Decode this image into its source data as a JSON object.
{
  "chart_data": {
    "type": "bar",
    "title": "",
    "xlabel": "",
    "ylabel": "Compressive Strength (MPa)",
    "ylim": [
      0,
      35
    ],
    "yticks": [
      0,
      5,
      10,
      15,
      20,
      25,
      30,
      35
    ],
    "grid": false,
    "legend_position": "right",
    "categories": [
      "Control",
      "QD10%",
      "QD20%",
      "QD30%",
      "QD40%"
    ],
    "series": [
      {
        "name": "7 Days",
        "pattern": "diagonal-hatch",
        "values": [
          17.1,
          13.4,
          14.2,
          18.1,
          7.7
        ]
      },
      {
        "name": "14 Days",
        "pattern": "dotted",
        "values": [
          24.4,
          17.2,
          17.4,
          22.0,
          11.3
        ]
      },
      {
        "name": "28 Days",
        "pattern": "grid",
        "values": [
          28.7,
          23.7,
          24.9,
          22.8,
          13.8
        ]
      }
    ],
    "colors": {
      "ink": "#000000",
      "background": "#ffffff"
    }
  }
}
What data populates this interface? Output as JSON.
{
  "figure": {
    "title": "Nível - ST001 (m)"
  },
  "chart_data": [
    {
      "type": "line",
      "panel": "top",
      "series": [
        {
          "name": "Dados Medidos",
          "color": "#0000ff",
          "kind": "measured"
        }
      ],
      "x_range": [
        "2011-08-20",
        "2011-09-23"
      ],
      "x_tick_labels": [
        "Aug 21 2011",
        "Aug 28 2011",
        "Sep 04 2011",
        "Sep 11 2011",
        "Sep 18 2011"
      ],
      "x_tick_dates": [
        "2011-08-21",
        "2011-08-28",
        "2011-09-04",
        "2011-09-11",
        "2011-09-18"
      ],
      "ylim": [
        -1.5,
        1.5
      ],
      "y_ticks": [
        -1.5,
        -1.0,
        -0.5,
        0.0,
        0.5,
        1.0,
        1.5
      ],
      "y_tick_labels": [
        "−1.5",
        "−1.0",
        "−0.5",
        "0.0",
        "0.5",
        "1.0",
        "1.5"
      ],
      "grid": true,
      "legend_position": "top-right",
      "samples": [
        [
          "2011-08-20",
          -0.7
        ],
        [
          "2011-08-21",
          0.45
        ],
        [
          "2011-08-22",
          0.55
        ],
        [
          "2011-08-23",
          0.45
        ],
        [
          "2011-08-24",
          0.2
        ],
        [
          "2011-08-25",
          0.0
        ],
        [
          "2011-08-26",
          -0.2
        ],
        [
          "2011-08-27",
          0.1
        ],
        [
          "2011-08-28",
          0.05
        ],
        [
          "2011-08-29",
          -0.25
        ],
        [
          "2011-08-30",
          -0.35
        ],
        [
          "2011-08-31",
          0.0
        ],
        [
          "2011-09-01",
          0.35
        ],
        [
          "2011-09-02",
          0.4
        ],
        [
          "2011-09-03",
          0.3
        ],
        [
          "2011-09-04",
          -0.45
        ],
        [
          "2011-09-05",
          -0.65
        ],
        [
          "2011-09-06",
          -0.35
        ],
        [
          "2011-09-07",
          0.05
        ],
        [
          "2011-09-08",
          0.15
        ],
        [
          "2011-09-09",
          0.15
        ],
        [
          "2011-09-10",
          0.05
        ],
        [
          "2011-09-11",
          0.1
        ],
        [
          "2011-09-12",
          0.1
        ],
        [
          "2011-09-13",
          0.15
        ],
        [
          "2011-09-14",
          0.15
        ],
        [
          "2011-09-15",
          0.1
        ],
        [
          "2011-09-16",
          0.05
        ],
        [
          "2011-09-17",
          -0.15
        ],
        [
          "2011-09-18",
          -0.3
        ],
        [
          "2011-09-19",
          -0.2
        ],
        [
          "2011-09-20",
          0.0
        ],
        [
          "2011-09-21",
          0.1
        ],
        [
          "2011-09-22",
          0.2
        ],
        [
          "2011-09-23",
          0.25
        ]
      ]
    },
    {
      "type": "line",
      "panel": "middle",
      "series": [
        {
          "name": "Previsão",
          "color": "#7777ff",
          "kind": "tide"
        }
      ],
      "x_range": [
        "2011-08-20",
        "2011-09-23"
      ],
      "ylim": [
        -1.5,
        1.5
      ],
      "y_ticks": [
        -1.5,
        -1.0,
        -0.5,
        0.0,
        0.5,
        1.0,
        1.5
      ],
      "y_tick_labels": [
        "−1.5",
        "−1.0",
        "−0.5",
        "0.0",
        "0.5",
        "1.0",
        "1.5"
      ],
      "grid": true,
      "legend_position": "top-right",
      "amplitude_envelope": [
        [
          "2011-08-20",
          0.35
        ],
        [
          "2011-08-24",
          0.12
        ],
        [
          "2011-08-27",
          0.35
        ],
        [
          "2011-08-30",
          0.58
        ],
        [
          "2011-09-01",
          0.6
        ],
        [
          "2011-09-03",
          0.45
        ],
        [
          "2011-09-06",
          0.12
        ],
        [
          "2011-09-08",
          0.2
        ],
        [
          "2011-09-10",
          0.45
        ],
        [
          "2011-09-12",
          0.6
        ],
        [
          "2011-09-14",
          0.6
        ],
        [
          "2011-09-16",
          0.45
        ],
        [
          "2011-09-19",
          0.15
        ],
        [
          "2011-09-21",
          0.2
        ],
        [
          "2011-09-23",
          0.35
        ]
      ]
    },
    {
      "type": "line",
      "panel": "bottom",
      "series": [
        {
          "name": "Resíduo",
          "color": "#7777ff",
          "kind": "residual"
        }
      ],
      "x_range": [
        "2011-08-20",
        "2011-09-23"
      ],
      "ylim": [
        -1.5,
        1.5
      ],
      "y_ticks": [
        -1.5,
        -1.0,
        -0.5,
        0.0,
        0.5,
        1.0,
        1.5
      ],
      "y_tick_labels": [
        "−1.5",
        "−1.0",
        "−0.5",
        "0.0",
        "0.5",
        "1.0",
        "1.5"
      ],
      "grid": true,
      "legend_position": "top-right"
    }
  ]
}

## TASK TO COMPLETE:
Print all of the entries exactly as they appear.

## FULL SOLUTION:
Decode this image into its source data as a JSON object.
{
  "chart_data": {
    "type": "bar",
    "title": "",
    "xlabel": "",
    "ylabel": "Compressive Strength (MPa)",
    "ylim": [
      0,
      35
    ],
    "yticks": [
      0,
      5,
      10,
      15,
      20,
      25,
      30,
      35
    ],
    "grid": false,
    "legend_position": "right",
    "categories": [
      "Control",
      "QD10%",
      "QD20%",
      "QD30%",
      "QD40%"
    ],
    "series": [
      {
        "name": "7 Days",
        "pattern": "diagonal-hatch",
        "values": [
          17.1,
          13.4,
          14.2,
          18.1,
          7.7
        ]
      },
      {
        "name": "14 Days",
        "pattern": "dotted",
        "values": [
          24.4,
          17.2,
          17.4,
          22.0,
          11.3
        ]
      },
      {
        "name": "28 Days",
        "pattern": "grid",
        "values": [
          28.7,
          23.7,
          24.9,
          22.8,
          13.8
        ]
      }
    ],
    "colors": {
      "ink": "#000000",
      "background": "#ffffff"
    }
  }
}
What data populates this interface? Output as JSON.
{
  "figure": {
    "title": "Nível - ST001 (m)"
  },
  "chart_data": [
    {
      "type": "line",
      "panel": "top",
      "series": [
        {
          "name": "Dados Medidos",
          "color": "#0000ff",
          "kind": "measured"
        }
      ],
      "x_range": [
        "2011-08-20",
        "2011-09-23"
      ],
      "x_tick_labels": [
        "Aug 21 2011",
        "Aug 28 2011",
        "Sep 04 2011",
        "Sep 11 2011",
        "Sep 18 2011"
      ],
      "x_tick_dates": [
        "2011-08-21",
        "2011-08-28",
        "2011-09-04",
        "2011-09-11",
        "2011-09-18"
      ],
      "ylim": [
        -1.5,
        1.5
      ],
      "y_ticks": [
        -1.5,
        -1.0,
        -0.5,
        0.0,
        0.5,
        1.0,
        1.5
      ],
      "y_tick_labels": [
        "−1.5",
        "−1.0",
        "−0.5",
        "0.0",
        "0.5",
        "1.0",
        "1.5"
      ],
      "grid": true,
      "legend_position": "top-right",
      "samples": [
        [
          "2011-08-20",
          -0.7
        ],
        [
          "2011-08-21",
          0.45
        ],
        [
          "2011-08-22",
          0.55
        ],
        [
          "2011-08-23",
          0.45
        ],
        [
          "2011-08-24",
          0.2
        ],
        [
          "2011-08-25",
          0.0
        ],
        [
          "2011-08-26",
          -0.2
        ],
        [
          "2011-08-27",
          0.1
        ],
        [
          "2011-08-28",
          0.05
        ],
        [
          "2011-08-29",
          -0.25
        ],
        [
          "2011-08-30",
          -0.35
        ],
        [
          "2011-08-31",
          0.0
        ],
        [
          "2011-09-01",
          0.35
        ],
        [
          "2011-09-02",
          0.4
        ],
        [
          "2011-09-03",
          0.3
        ],
        [
          "2011-09-04",
          -0.45
        ],
        [
          "2011-09-05",
          -0.65
        ],
        [
          "2011-09-06",
          -0.35
        ],
        [
          "2011-09-07",
          0.05
        ],
        [
          "2011-09-08",
          0.15
        ],
        [
          "2011-09-09",
          0.15
        ],
        [
          "2011-09-10",
          0.05
        ],
        [
          "2011-09-11",
          0.1
        ],
        [
          "2011-09-12",
          0.1
        ],
        [
          "2011-09-13",
          0.15
        ],
        [
          "2011-09-14",
          0.15
        ],
        [
          "2011-09-15",
          0.1
        ],
        [
          "2011-09-16",
          0.05
        ],
        [
          "2011-09-17",
          -0.15
        ],
        [
          "2011-09-18",
          -0.3
        ],
        [
          "2011-09-19",
          -0.2
        ],
        [
          "2011-09-20",
          0.0
        ],
        [
          "2011-09-21",
          0.1
        ],
        [
          "2011-09-22",
          0.2
        ],
        [
          "2011-09-23",
          0.25
        ]
      ]
    },
    {
      "type": "line",
      "panel": "middle",
      "series": [
        {
          "name": "Previsão",
          "color": "#7777ff",
          "kind": "tide"
        }
      ],
      "x_range": [
        "2011-08-20",
        "2011-09-23"
      ],
      "ylim": [
        -1.5,
        1.5
      ],
      "y_ticks": [
        -1.5,
        -1.0,
        -0.5,
        0.0,
        0.5,
        1.0,
        1.5
      ],
      "y_tick_labels": [
        "−1.5",
        "−1.0",
        "−0.5",
        "0.0",
        "0.5",
        "1.0",
        "1.5"
      ],
      "grid": true,
      "legend_position": "top-right",
      "amplitude_envelope": [
        [
          "2011-08-20",
          0.35
        ],
        [
          "2011-08-24",
          0.12
        ],
        [
          "2011-08-27",
          0.35
        ],
        [
          "2011-08-30",
          0.58
        ],
        [
          "2011-09-01",
          0.6
        ],
        [
          "2011-09-03",
          0.45
        ],
        [
          "2011-09-06",
          0.12
        ],
        [
          "2011-09-08",
          0.2
        ],
        [
          "2011-09-10",
          0.45
        ],
        [
          "2011-09-12",
          0.6
        ],
        [
          "2011-09-14",
          0.6
        ],
        [
          "2011-09-16",
          0.45
        ],
        [
          "2011-09-19",
          0.15
        ],
        [
          "2011-09-21",
          0.2
        ],
        [
          "2011-09-23",
          0.35
        ]
      ]
    },
    {
      "type": "line",
      "panel": "bottom",
      "series": [
        {
          "name": "Resíduo",
          "color": "#7777ff",
          "kind": "residual"
        }
      ],
      "x_range": [
        "2011-08-20",
        "2011-09-23"
      ],
      "ylim": [
        -1.5,
        1.5
      ],
      "y_ticks": [
        -1.5,
        -1.0,
        -0.5,
        0.0,
        0.5,
        1.0,
        1.5
      ],
      "y_tick_labels": [
        "−1.5",
        "−1.0",
        "−0.5",
        "0.0",
        "0.5",
        "1.0",
        "1.5"
      ],
      "grid": true,
      "legend_position": "top-right"
    }
  ]
}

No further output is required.